▶ _EXERCISE INSTRUCTIONS_: Find the string "internacionales" and gather every line that holds it.

▶ _ENTRIES SUPPLIED_:
════════

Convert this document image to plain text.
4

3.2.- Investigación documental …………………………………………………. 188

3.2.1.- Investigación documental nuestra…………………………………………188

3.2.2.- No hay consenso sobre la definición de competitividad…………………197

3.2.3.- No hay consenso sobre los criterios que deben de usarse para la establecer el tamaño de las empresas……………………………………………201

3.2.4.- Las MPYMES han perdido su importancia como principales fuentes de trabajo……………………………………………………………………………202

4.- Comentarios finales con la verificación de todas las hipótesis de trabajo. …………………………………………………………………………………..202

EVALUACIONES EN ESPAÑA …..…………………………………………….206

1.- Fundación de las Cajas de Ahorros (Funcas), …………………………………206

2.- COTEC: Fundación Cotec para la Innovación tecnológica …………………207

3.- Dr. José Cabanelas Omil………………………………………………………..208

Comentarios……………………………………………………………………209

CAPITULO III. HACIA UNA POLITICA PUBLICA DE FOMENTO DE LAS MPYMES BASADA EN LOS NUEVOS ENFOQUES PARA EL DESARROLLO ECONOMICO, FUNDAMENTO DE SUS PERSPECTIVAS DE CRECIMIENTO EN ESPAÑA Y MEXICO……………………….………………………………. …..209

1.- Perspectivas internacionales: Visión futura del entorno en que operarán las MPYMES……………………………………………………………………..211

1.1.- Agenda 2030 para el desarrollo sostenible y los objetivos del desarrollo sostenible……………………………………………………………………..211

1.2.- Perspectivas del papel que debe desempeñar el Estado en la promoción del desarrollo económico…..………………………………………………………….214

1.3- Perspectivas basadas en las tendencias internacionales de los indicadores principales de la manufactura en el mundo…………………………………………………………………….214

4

════════

▶ _COMPLETED TASK_:
1.- Perspectivas internacionales: Visión futura del entorno en que operarán las MPYMES……………………………………………………………………..211
1.3- Perspectivas basadas en las tendencias internacionales de los indicadores principales de la manufactura en el mundo…………………………………………………………………….214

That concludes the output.